Dataset items:
################

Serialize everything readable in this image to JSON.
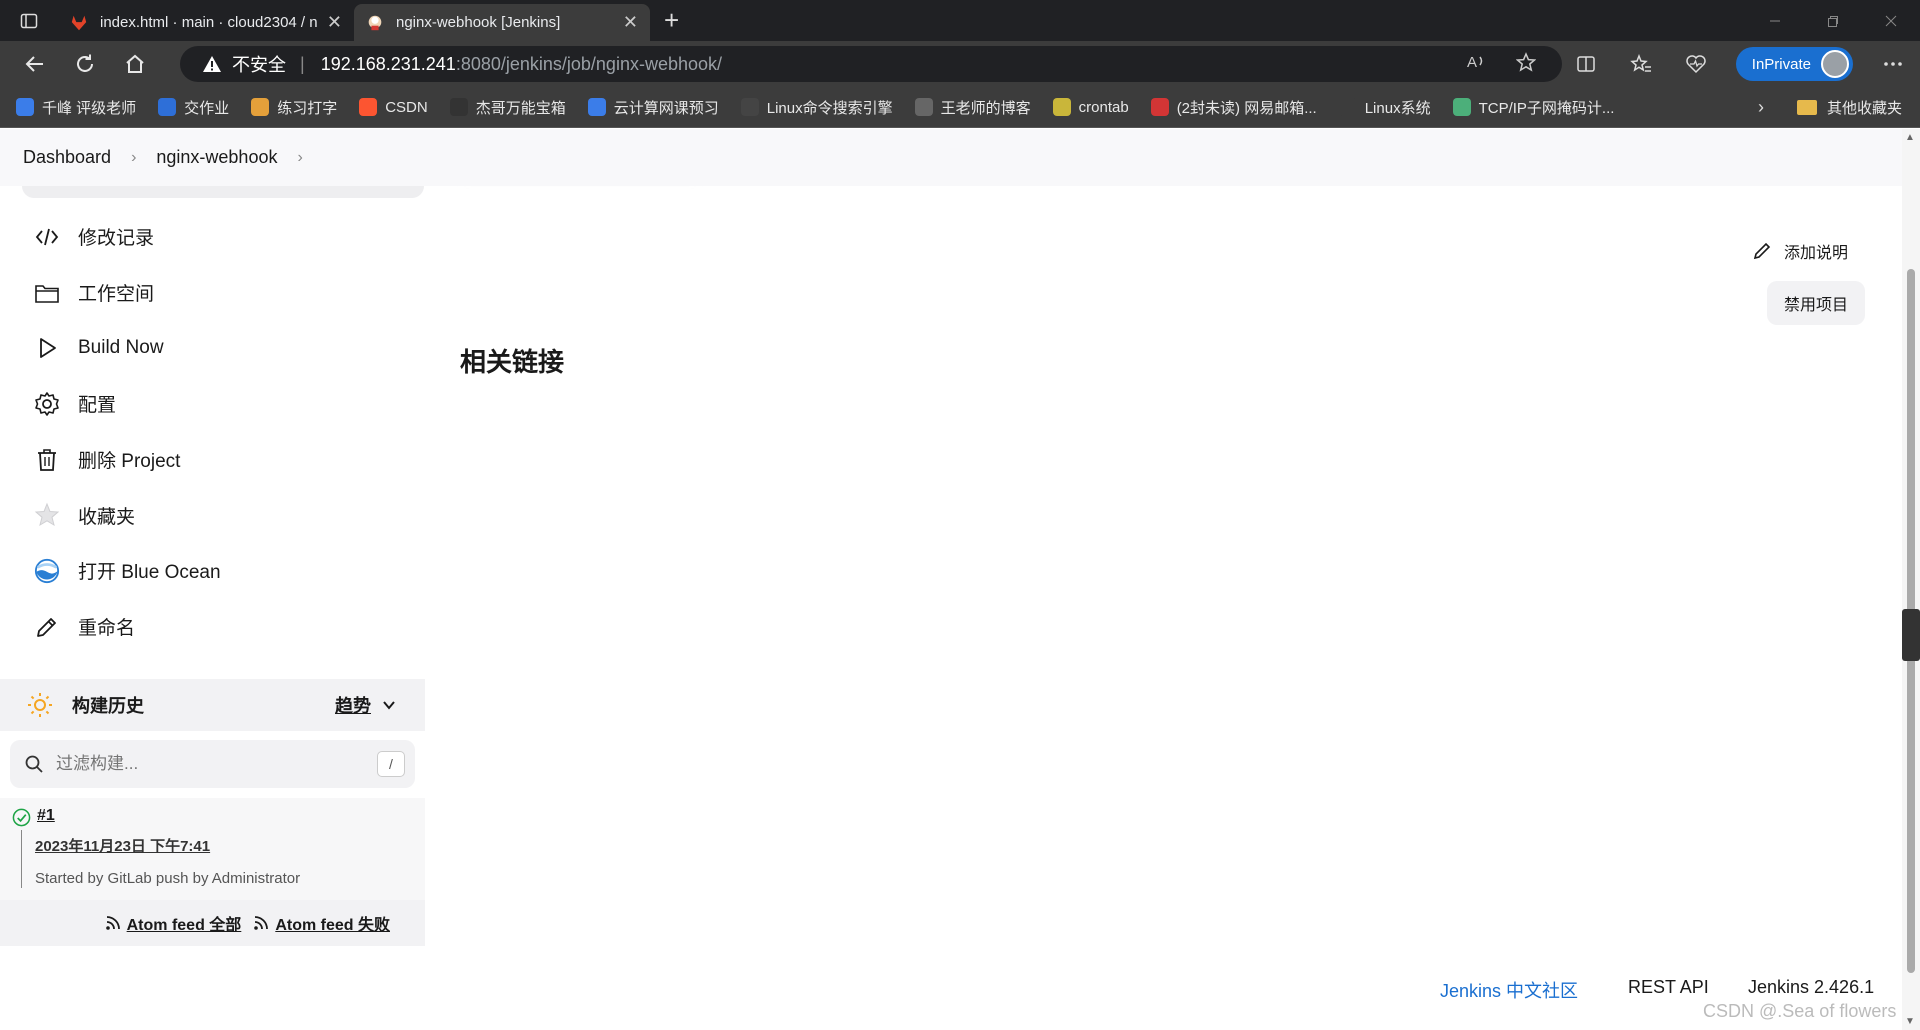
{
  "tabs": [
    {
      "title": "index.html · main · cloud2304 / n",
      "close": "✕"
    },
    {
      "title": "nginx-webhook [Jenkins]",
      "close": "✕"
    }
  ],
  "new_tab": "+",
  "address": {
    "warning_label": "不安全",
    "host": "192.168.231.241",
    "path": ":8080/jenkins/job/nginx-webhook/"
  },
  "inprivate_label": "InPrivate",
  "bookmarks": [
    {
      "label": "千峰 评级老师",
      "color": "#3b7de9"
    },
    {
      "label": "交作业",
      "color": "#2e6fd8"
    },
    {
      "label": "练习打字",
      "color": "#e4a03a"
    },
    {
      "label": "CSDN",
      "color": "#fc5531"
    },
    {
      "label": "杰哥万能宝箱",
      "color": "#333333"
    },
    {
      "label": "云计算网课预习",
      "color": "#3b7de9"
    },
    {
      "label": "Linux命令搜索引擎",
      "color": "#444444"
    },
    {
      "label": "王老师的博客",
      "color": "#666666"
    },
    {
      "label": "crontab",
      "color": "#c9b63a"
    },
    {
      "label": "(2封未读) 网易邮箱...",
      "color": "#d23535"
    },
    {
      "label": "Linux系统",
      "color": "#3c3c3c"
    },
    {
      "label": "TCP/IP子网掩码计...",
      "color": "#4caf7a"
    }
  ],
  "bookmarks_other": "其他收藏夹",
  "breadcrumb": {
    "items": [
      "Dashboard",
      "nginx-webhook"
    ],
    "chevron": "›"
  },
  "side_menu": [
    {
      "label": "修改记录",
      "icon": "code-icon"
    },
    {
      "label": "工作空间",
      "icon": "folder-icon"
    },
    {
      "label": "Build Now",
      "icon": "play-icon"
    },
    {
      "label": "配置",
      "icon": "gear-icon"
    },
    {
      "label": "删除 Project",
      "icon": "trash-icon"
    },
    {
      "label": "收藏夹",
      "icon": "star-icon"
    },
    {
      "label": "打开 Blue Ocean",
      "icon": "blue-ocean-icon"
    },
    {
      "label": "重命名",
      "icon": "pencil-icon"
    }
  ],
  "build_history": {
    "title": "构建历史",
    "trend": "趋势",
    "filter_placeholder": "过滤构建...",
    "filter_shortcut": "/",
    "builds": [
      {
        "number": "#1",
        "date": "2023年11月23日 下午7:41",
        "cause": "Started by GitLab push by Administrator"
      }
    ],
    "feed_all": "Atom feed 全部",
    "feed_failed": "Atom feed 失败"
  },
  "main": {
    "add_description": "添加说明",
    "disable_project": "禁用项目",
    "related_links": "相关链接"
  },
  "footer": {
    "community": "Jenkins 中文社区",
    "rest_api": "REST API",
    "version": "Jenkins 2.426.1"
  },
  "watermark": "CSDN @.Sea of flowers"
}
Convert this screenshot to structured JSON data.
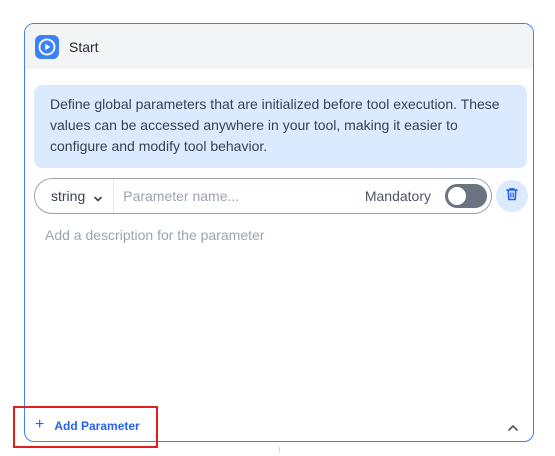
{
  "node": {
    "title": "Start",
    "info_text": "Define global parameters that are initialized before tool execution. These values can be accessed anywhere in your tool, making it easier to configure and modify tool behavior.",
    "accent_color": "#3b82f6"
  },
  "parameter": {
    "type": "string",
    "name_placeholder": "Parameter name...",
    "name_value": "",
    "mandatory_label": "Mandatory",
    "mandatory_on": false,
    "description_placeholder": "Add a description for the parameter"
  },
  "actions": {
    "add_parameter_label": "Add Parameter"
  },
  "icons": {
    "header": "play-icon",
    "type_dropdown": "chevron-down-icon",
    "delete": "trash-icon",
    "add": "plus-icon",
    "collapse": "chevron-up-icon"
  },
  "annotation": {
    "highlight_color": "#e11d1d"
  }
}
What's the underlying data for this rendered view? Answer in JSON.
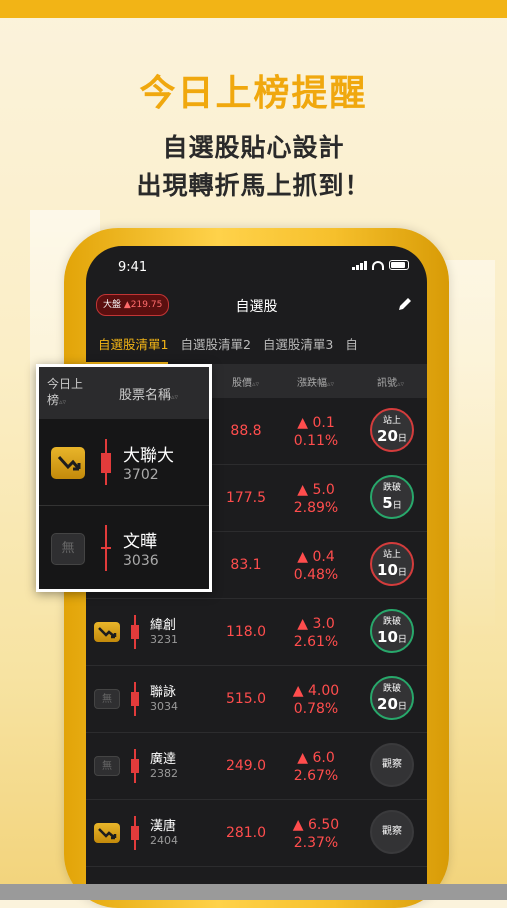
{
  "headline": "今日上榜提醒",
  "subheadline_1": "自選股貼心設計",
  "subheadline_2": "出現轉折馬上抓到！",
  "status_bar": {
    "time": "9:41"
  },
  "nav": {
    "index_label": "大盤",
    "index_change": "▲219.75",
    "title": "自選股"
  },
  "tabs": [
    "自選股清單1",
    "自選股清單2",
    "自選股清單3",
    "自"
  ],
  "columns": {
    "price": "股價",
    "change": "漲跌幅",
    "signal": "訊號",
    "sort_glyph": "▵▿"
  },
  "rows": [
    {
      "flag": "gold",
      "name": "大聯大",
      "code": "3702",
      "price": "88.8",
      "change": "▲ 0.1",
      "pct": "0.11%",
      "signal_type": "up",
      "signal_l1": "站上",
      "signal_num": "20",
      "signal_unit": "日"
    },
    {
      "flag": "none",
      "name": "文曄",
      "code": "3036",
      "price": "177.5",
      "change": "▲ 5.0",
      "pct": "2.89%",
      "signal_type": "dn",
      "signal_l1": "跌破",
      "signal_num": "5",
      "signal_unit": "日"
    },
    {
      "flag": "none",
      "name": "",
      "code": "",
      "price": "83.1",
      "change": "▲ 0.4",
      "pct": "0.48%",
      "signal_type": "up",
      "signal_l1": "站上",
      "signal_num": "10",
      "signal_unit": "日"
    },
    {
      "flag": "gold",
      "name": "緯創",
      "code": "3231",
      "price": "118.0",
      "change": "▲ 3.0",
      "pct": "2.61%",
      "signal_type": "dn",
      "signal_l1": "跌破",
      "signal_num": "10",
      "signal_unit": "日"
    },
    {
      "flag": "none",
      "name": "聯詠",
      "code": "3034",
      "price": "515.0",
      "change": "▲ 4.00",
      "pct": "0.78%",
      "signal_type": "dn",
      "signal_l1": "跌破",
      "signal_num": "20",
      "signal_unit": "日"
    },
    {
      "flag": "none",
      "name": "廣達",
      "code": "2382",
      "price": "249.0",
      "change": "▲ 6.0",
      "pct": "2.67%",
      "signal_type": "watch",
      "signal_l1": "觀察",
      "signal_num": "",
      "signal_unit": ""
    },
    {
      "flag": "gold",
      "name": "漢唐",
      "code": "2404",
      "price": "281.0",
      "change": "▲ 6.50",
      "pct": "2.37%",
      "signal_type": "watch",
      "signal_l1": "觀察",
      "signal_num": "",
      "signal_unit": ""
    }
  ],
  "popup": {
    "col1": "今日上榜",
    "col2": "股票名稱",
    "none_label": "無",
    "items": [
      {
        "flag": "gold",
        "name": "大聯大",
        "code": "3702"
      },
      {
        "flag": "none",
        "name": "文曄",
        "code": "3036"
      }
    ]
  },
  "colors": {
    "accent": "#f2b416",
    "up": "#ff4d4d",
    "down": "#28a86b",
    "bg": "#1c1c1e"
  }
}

################

**The exercise**
Reproduce the data verbatim. Do not carry any picture into the copy.

**Full output**
Serialize everything readable in this image to JSON.
{
  "tabs": [
    {
      "title": "index.html · main · cloud2304 / n",
      "close": "✕"
    },
    {
      "title": "nginx-webhook [Jenkins]",
      "close": "✕"
    }
  ],
  "new_tab": "+",
  "address": {
    "warning_label": "不安全",
    "host": "192.168.231.241",
    "path": ":8080/jenkins/job/nginx-webhook/"
  },
  "inprivate_label": "InPrivate",
  "bookmarks": [
    {
      "label": "千峰 评级老师",
      "color": "#3b7de9"
    },
    {
      "label": "交作业",
      "color": "#2e6fd8"
    },
    {
      "label": "练习打字",
      "color": "#e4a03a"
    },
    {
      "label": "CSDN",
      "color": "#fc5531"
    },
    {
      "label": "杰哥万能宝箱",
      "color": "#333333"
    },
    {
      "label": "云计算网课预习",
      "color": "#3b7de9"
    },
    {
      "label": "Linux命令搜索引擎",
      "color": "#444444"
    },
    {
      "label": "王老师的博客",
      "color": "#666666"
    },
    {
      "label": "crontab",
      "color": "#c9b63a"
    },
    {
      "label": "(2封未读) 网易邮箱...",
      "color": "#d23535"
    },
    {
      "label": "Linux系统",
      "color": "#3c3c3c"
    },
    {
      "label": "TCP/IP子网掩码计...",
      "color": "#4caf7a"
    }
  ],
  "bookmarks_other": "其他收藏夹",
  "breadcrumb": {
    "items": [
      "Dashboard",
      "nginx-webhook"
    ],
    "chevron": "›"
  },
  "side_menu": [
    {
      "label": "修改记录",
      "icon": "code-icon"
    },
    {
      "label": "工作空间",
      "icon": "folder-icon"
    },
    {
      "label": "Build Now",
      "icon": "play-icon"
    },
    {
      "label": "配置",
      "icon": "gear-icon"
    },
    {
      "label": "删除 Project",
      "icon": "trash-icon"
    },
    {
      "label": "收藏夹",
      "icon": "star-icon"
    },
    {
      "label": "打开 Blue Ocean",
      "icon": "blue-ocean-icon"
    },
    {
      "label": "重命名",
      "icon": "pencil-icon"
    }
  ],
  "build_history": {
    "title": "构建历史",
    "trend": "趋势",
    "filter_placeholder": "过滤构建...",
    "filter_shortcut": "/",
    "builds": [
      {
        "number": "#1",
        "date": "2023年11月23日 下午7:41",
        "cause": "Started by GitLab push by Administrator"
      }
    ],
    "feed_all": "Atom feed 全部",
    "feed_failed": "Atom feed 失败"
  },
  "main": {
    "add_description": "添加说明",
    "disable_project": "禁用项目",
    "related_links": "相关链接"
  },
  "footer": {
    "community": "Jenkins 中文社区",
    "rest_api": "REST API",
    "version": "Jenkins 2.426.1"
  },
  "watermark": "CSDN @.Sea of flowers"
}
Convert this screenshot to structured JSON data.
{
  "node": {
    "title": "Start",
    "info_text": "Define global parameters that are initialized before tool execution. These values can be accessed anywhere in your tool, making it easier to configure and modify tool behavior.",
    "accent_color": "#3b82f6"
  },
  "parameter": {
    "type": "string",
    "name_placeholder": "Parameter name...",
    "name_value": "",
    "mandatory_label": "Mandatory",
    "mandatory_on": false,
    "description_placeholder": "Add a description for the parameter"
  },
  "actions": {
    "add_parameter_label": "Add Parameter"
  },
  "icons": {
    "header": "play-icon",
    "type_dropdown": "chevron-down-icon",
    "delete": "trash-icon",
    "add": "plus-icon",
    "collapse": "chevron-up-icon"
  },
  "annotation": {
    "highlight_color": "#e11d1d"
  }
}
What's the underlying data for this rendered view? Answer in JSON.
{
  "headline": "今日上榜提醒",
  "subheadline_1": "自選股貼心設計",
  "subheadline_2": "出現轉折馬上抓到！",
  "status_bar": {
    "time": "9:41"
  },
  "nav": {
    "index_label": "大盤",
    "index_change": "▲219.75",
    "title": "自選股"
  },
  "tabs": [
    "自選股清單1",
    "自選股清單2",
    "自選股清單3",
    "自"
  ],
  "columns": {
    "price": "股價",
    "change": "漲跌幅",
    "signal": "訊號",
    "sort_glyph": "▵▿"
  },
  "rows": [
    {
      "flag": "gold",
      "name": "大聯大",
      "code": "3702",
      "price": "88.8",
      "change": "▲ 0.1",
      "pct": "0.11%",
      "signal_type": "up",
      "signal_l1": "站上",
      "signal_num": "20",
      "signal_unit": "日"
    },
    {
      "flag": "none",
      "name": "文曄",
      "code": "3036",
      "price": "177.5",
      "change": "▲ 5.0",
      "pct": "2.89%",
      "signal_type": "dn",
      "signal_l1": "跌破",
      "signal_num": "5",
      "signal_unit": "日"
    },
    {
      "flag": "none",
      "name": "",
      "code": "",
      "price": "83.1",
      "change": "▲ 0.4",
      "pct": "0.48%",
      "signal_type": "up",
      "signal_l1": "站上",
      "signal_num": "10",
      "signal_unit": "日"
    },
    {
      "flag": "gold",
      "name": "緯創",
      "code": "3231",
      "price": "118.0",
      "change": "▲ 3.0",
      "pct": "2.61%",
      "signal_type": "dn",
      "signal_l1": "跌破",
      "signal_num": "10",
      "signal_unit": "日"
    },
    {
      "flag": "none",
      "name": "聯詠",
      "code": "3034",
      "price": "515.0",
      "change": "▲ 4.00",
      "pct": "0.78%",
      "signal_type": "dn",
      "signal_l1": "跌破",
      "signal_num": "20",
      "signal_unit": "日"
    },
    {
      "flag": "none",
      "name": "廣達",
      "code": "2382",
      "price": "249.0",
      "change": "▲ 6.0",
      "pct": "2.67%",
      "signal_type": "watch",
      "signal_l1": "觀察",
      "signal_num": "",
      "signal_unit": ""
    },
    {
      "flag": "gold",
      "name": "漢唐",
      "code": "2404",
      "price": "281.0",
      "change": "▲ 6.50",
      "pct": "2.37%",
      "signal_type": "watch",
      "signal_l1": "觀察",
      "signal_num": "",
      "signal_unit": ""
    }
  ],
  "popup": {
    "col1": "今日上榜",
    "col2": "股票名稱",
    "none_label": "無",
    "items": [
      {
        "flag": "gold",
        "name": "大聯大",
        "code": "3702"
      },
      {
        "flag": "none",
        "name": "文曄",
        "code": "3036"
      }
    ]
  },
  "colors": {
    "accent": "#f2b416",
    "up": "#ff4d4d",
    "down": "#28a86b",
    "bg": "#1c1c1e"
  }
}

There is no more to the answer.